• _What the task requires_
Check every line of the entries below for the word "with", and copy the ones that have it.

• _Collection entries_

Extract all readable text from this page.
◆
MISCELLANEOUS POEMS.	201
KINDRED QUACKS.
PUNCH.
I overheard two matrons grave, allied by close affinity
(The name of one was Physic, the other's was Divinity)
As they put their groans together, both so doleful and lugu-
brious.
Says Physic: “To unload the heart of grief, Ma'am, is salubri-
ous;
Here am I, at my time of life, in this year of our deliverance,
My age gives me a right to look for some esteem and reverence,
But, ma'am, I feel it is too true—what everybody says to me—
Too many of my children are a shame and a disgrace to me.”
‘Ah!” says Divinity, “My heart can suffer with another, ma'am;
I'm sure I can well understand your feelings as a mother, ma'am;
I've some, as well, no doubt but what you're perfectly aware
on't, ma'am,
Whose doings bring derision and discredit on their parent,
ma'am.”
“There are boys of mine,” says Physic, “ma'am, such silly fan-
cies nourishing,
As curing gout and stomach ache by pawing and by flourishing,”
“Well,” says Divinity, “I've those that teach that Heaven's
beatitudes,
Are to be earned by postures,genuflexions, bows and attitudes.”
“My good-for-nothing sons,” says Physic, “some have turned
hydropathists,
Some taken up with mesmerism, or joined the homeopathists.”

• _Answer for the task_
‘Ah!” says Divinity, “My heart can suffer with another, ma'am;
Some taken up with mesmerism, or joined the homeopathists.”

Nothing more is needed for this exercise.